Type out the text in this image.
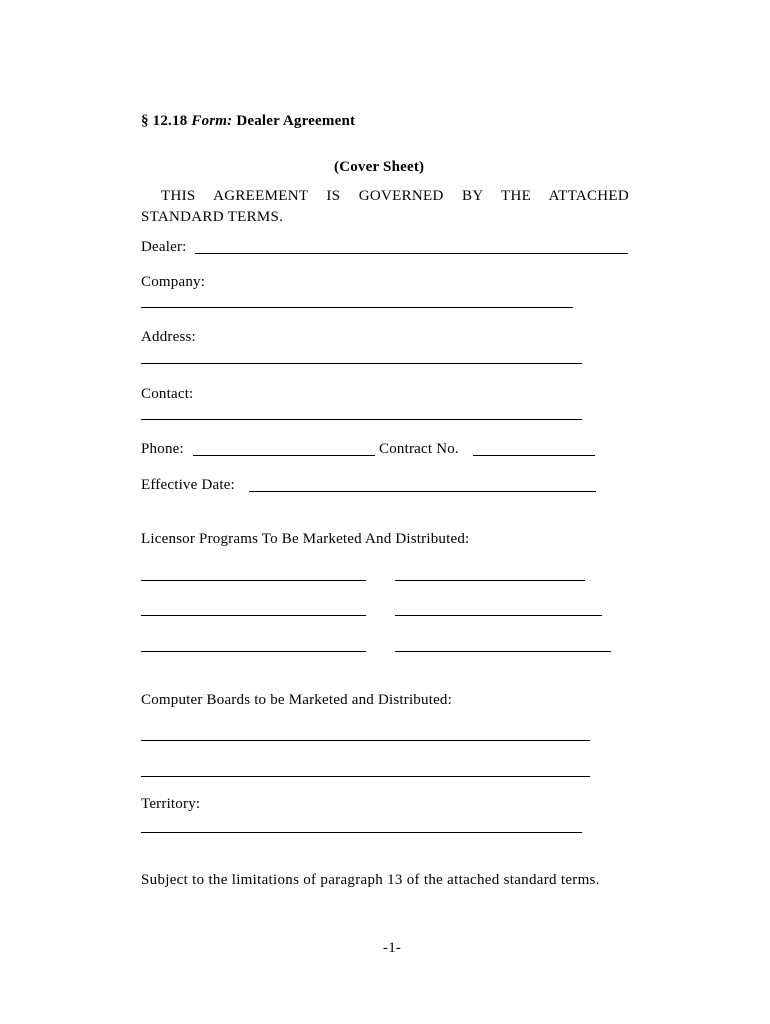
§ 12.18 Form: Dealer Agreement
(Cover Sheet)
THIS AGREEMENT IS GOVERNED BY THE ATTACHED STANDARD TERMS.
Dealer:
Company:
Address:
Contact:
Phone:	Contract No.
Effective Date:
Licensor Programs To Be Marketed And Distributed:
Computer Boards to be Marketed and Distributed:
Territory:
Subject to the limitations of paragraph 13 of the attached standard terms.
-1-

==

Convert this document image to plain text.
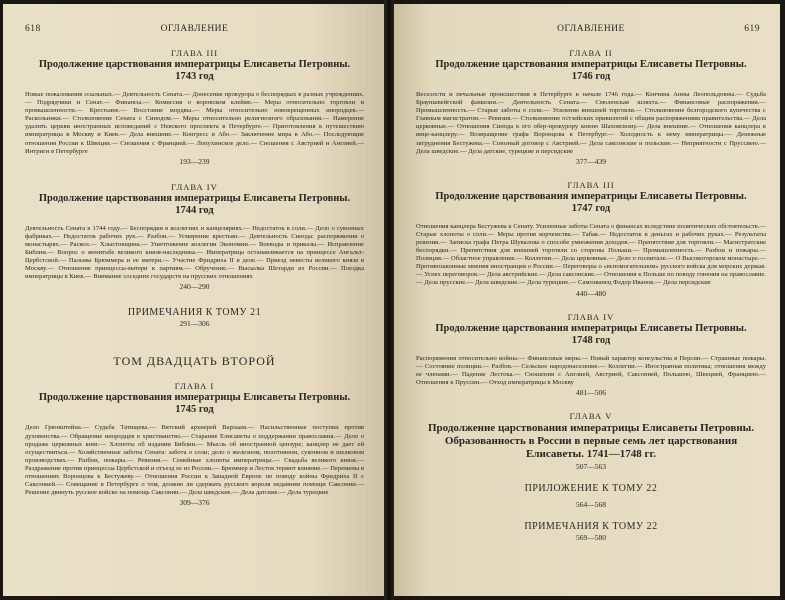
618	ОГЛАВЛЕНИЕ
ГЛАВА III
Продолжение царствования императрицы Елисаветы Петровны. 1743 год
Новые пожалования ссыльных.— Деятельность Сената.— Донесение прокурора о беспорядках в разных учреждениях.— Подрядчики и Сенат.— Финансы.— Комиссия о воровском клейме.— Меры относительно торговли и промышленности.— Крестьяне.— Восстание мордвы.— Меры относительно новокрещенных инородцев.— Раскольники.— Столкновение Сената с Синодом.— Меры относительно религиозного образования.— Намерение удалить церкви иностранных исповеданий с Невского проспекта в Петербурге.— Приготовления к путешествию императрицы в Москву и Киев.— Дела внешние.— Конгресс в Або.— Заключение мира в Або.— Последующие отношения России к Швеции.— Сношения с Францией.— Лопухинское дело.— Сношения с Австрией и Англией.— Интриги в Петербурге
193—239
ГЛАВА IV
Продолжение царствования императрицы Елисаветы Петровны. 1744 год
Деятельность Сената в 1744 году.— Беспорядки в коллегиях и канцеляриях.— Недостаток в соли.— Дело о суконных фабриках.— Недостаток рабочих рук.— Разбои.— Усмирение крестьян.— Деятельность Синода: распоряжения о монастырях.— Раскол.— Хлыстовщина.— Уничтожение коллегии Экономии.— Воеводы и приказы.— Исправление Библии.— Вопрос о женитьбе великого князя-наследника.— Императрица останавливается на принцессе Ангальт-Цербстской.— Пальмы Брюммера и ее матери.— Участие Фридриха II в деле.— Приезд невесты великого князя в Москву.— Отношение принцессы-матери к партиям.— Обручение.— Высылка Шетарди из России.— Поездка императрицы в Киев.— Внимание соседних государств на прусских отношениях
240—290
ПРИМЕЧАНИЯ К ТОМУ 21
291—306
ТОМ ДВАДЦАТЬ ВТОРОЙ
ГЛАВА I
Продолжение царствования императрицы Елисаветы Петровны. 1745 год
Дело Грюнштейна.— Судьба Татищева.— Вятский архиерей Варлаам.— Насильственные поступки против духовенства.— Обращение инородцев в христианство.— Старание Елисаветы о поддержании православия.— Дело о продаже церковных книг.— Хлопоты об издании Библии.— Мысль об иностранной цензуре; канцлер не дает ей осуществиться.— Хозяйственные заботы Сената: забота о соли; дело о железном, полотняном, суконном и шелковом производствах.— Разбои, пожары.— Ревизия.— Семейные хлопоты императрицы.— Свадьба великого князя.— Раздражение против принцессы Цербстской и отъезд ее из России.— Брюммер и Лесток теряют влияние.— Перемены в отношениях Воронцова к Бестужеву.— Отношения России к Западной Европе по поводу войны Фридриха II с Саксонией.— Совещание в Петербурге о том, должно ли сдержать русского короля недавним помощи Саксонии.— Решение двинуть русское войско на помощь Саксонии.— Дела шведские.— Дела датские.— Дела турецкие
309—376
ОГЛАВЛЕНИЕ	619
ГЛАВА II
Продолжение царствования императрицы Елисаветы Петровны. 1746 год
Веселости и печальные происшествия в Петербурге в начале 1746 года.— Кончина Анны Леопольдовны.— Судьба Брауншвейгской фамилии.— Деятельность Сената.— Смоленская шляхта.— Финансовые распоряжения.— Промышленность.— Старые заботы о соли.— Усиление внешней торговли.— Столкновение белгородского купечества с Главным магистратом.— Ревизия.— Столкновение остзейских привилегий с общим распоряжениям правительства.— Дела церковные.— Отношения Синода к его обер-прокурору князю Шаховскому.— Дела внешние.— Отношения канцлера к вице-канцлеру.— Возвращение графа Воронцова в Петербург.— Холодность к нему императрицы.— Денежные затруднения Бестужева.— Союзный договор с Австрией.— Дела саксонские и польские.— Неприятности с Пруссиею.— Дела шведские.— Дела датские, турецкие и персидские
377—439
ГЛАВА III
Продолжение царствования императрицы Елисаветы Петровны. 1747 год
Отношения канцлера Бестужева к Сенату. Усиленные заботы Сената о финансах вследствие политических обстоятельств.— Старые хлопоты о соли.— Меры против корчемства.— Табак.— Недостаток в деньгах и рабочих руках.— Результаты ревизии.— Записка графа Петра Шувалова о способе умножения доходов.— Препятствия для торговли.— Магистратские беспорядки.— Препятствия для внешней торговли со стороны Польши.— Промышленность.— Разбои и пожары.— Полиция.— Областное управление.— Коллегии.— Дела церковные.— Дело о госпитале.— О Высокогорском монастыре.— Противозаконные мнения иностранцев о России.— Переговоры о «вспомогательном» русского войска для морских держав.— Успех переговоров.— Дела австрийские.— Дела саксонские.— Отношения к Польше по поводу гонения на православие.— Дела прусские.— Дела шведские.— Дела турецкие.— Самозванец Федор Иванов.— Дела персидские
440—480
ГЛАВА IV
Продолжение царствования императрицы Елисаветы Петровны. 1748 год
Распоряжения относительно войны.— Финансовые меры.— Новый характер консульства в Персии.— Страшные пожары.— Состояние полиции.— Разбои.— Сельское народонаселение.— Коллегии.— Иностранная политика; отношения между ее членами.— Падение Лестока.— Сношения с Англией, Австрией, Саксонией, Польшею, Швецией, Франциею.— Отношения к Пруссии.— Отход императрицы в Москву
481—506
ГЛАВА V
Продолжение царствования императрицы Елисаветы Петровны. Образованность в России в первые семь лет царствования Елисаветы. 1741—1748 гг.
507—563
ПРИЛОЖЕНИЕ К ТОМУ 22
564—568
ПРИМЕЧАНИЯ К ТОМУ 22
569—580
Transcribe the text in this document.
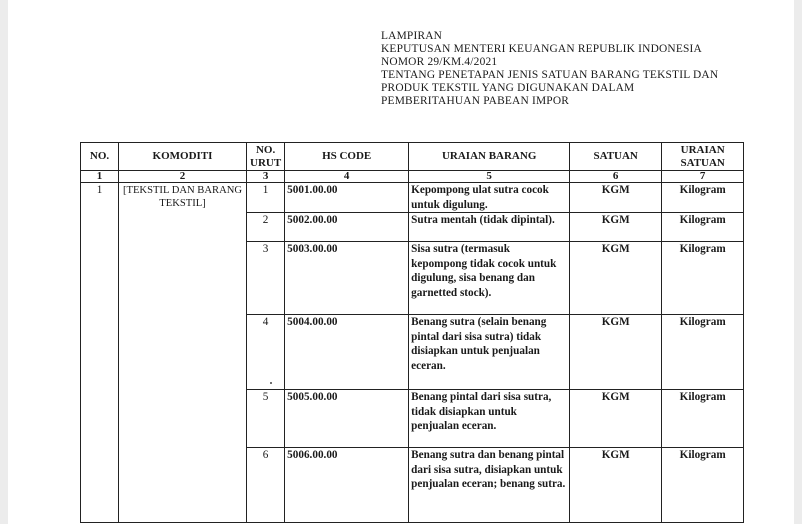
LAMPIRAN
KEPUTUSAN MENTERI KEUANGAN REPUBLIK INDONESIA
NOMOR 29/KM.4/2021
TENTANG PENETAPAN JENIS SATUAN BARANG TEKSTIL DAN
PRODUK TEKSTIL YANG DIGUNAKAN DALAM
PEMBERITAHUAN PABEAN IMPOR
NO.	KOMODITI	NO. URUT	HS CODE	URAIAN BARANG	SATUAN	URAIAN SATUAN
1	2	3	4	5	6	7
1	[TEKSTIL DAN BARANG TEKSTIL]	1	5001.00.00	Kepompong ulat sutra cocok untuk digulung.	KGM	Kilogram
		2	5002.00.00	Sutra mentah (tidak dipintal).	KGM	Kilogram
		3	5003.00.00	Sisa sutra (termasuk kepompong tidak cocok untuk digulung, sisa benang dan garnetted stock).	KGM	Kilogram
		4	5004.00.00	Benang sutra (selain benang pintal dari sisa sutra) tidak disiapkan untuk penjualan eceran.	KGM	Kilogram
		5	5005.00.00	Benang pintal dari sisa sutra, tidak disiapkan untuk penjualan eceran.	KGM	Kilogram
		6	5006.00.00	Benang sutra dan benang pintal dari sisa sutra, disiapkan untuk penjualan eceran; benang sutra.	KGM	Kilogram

Short task>
Locate the word "cocok" in the entries, and copy every line where it is found.

Task response>
1	[TEKSTIL DAN BARANG TEKSTIL]	1	5001.00.00	Kepompong ulat sutra cocok untuk digulung.	KGM	Kilogram
		3	5003.00.00	Sisa sutra (termasuk kepompong tidak cocok untuk digulung, sisa benang dan garnetted stock).	KGM	Kilogram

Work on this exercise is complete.